===== Material to process =====

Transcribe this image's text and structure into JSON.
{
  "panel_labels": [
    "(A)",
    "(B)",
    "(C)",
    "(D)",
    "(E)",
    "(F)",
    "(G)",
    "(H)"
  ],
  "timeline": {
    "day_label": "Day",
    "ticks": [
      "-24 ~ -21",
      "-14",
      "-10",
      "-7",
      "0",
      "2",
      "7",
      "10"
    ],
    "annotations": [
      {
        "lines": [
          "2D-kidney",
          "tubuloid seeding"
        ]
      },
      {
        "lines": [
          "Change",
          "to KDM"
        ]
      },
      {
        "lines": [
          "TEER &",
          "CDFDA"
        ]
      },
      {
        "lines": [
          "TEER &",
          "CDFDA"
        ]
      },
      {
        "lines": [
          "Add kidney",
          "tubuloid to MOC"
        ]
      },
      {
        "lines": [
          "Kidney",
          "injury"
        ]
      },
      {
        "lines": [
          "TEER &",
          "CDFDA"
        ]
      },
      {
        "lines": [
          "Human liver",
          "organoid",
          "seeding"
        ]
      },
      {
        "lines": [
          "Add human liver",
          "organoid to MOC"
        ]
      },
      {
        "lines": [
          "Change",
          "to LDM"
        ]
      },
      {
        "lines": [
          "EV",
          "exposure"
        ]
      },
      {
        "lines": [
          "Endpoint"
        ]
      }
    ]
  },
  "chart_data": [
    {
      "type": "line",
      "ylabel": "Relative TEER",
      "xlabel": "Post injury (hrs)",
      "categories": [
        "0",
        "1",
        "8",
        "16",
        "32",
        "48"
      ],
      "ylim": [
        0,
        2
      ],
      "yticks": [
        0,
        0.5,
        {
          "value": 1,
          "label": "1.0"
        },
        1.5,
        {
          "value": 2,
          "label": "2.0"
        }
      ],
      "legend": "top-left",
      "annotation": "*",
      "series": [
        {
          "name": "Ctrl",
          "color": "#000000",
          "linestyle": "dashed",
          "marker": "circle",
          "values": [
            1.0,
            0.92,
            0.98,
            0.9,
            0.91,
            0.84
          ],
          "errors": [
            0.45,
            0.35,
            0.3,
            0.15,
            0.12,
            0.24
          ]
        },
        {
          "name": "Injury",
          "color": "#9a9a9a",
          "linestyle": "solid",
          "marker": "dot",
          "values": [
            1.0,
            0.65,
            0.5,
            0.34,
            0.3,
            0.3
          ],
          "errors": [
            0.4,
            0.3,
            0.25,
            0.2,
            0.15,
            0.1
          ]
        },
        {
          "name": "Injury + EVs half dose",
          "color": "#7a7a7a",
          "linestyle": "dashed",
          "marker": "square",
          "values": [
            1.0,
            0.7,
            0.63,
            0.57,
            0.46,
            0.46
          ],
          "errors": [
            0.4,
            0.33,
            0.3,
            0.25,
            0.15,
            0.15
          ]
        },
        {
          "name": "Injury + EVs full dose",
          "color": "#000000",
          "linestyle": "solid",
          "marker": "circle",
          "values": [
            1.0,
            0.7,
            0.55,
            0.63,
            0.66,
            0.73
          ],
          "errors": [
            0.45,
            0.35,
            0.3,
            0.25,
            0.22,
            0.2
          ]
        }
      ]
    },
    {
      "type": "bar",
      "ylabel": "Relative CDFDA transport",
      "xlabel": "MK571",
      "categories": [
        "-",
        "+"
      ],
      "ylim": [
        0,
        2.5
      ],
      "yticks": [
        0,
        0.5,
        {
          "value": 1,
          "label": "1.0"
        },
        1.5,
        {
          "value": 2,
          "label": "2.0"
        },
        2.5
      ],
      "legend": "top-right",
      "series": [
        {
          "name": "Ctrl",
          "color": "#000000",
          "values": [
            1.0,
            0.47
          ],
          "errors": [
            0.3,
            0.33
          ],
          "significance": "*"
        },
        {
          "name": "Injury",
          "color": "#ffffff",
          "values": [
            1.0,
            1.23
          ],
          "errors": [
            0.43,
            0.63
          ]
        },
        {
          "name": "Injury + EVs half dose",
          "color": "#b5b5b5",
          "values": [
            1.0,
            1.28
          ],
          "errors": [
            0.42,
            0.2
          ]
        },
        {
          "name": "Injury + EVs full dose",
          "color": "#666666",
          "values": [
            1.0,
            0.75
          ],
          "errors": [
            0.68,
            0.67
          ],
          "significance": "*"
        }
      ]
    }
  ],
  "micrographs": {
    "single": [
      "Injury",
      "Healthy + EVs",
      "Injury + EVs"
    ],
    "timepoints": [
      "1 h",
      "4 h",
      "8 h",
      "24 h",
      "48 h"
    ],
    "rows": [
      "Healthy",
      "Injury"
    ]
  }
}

=====

What you will do: Reproduce every record, matching each line exactly.

Task answer:
Transcribe this image's text and structure into JSON.
{
  "panel_labels": [
    "(A)",
    "(B)",
    "(C)",
    "(D)",
    "(E)",
    "(F)",
    "(G)",
    "(H)"
  ],
  "timeline": {
    "day_label": "Day",
    "ticks": [
      "-24 ~ -21",
      "-14",
      "-10",
      "-7",
      "0",
      "2",
      "7",
      "10"
    ],
    "annotations": [
      {
        "lines": [
          "2D-kidney",
          "tubuloid seeding"
        ]
      },
      {
        "lines": [
          "Change",
          "to KDM"
        ]
      },
      {
        "lines": [
          "TEER &",
          "CDFDA"
        ]
      },
      {
        "lines": [
          "TEER &",
          "CDFDA"
        ]
      },
      {
        "lines": [
          "Add kidney",
          "tubuloid to MOC"
        ]
      },
      {
        "lines": [
          "Kidney",
          "injury"
        ]
      },
      {
        "lines": [
          "TEER &",
          "CDFDA"
        ]
      },
      {
        "lines": [
          "Human liver",
          "organoid",
          "seeding"
        ]
      },
      {
        "lines": [
          "Add human liver",
          "organoid to MOC"
        ]
      },
      {
        "lines": [
          "Change",
          "to LDM"
        ]
      },
      {
        "lines": [
          "EV",
          "exposure"
        ]
      },
      {
        "lines": [
          "Endpoint"
        ]
      }
    ]
  },
  "chart_data": [
    {
      "type": "line",
      "ylabel": "Relative TEER",
      "xlabel": "Post injury (hrs)",
      "categories": [
        "0",
        "1",
        "8",
        "16",
        "32",
        "48"
      ],
      "ylim": [
        0,
        2
      ],
      "yticks": [
        0,
        0.5,
        {
          "value": 1,
          "label": "1.0"
        },
        1.5,
        {
          "value": 2,
          "label": "2.0"
        }
      ],
      "legend": "top-left",
      "annotation": "*",
      "series": [
        {
          "name": "Ctrl",
          "color": "#000000",
          "linestyle": "dashed",
          "marker": "circle",
          "values": [
            1.0,
            0.92,
            0.98,
            0.9,
            0.91,
            0.84
          ],
          "errors": [
            0.45,
            0.35,
            0.3,
            0.15,
            0.12,
            0.24
          ]
        },
        {
          "name": "Injury",
          "color": "#9a9a9a",
          "linestyle": "solid",
          "marker": "dot",
          "values": [
            1.0,
            0.65,
            0.5,
            0.34,
            0.3,
            0.3
          ],
          "errors": [
            0.4,
            0.3,
            0.25,
            0.2,
            0.15,
            0.1
          ]
        },
        {
          "name": "Injury + EVs half dose",
          "color": "#7a7a7a",
          "linestyle": "dashed",
          "marker": "square",
          "values": [
            1.0,
            0.7,
            0.63,
            0.57,
            0.46,
            0.46
          ],
          "errors": [
            0.4,
            0.33,
            0.3,
            0.25,
            0.15,
            0.15
          ]
        },
        {
          "name": "Injury + EVs full dose",
          "color": "#000000",
          "linestyle": "solid",
          "marker": "circle",
          "values": [
            1.0,
            0.7,
            0.55,
            0.63,
            0.66,
            0.73
          ],
          "errors": [
            0.45,
            0.35,
            0.3,
            0.25,
            0.22,
            0.2
          ]
        }
      ]
    },
    {
      "type": "bar",
      "ylabel": "Relative CDFDA transport",
      "xlabel": "MK571",
      "categories": [
        "-",
        "+"
      ],
      "ylim": [
        0,
        2.5
      ],
      "yticks": [
        0,
        0.5,
        {
          "value": 1,
          "label": "1.0"
        },
        1.5,
        {
          "value": 2,
          "label": "2.0"
        },
        2.5
      ],
      "legend": "top-right",
      "series": [
        {
          "name": "Ctrl",
          "color": "#000000",
          "values": [
            1.0,
            0.47
          ],
          "errors": [
            0.3,
            0.33
          ],
          "significance": "*"
        },
        {
          "name": "Injury",
          "color": "#ffffff",
          "values": [
            1.0,
            1.23
          ],
          "errors": [
            0.43,
            0.63
          ]
        },
        {
          "name": "Injury + EVs half dose",
          "color": "#b5b5b5",
          "values": [
            1.0,
            1.28
          ],
          "errors": [
            0.42,
            0.2
          ]
        },
        {
          "name": "Injury + EVs full dose",
          "color": "#666666",
          "values": [
            1.0,
            0.75
          ],
          "errors": [
            0.68,
            0.67
          ],
          "significance": "*"
        }
      ]
    }
  ],
  "micrographs": {
    "single": [
      "Injury",
      "Healthy + EVs",
      "Injury + EVs"
    ],
    "timepoints": [
      "1 h",
      "4 h",
      "8 h",
      "24 h",
      "48 h"
    ],
    "rows": [
      "Healthy",
      "Injury"
    ]
  }
}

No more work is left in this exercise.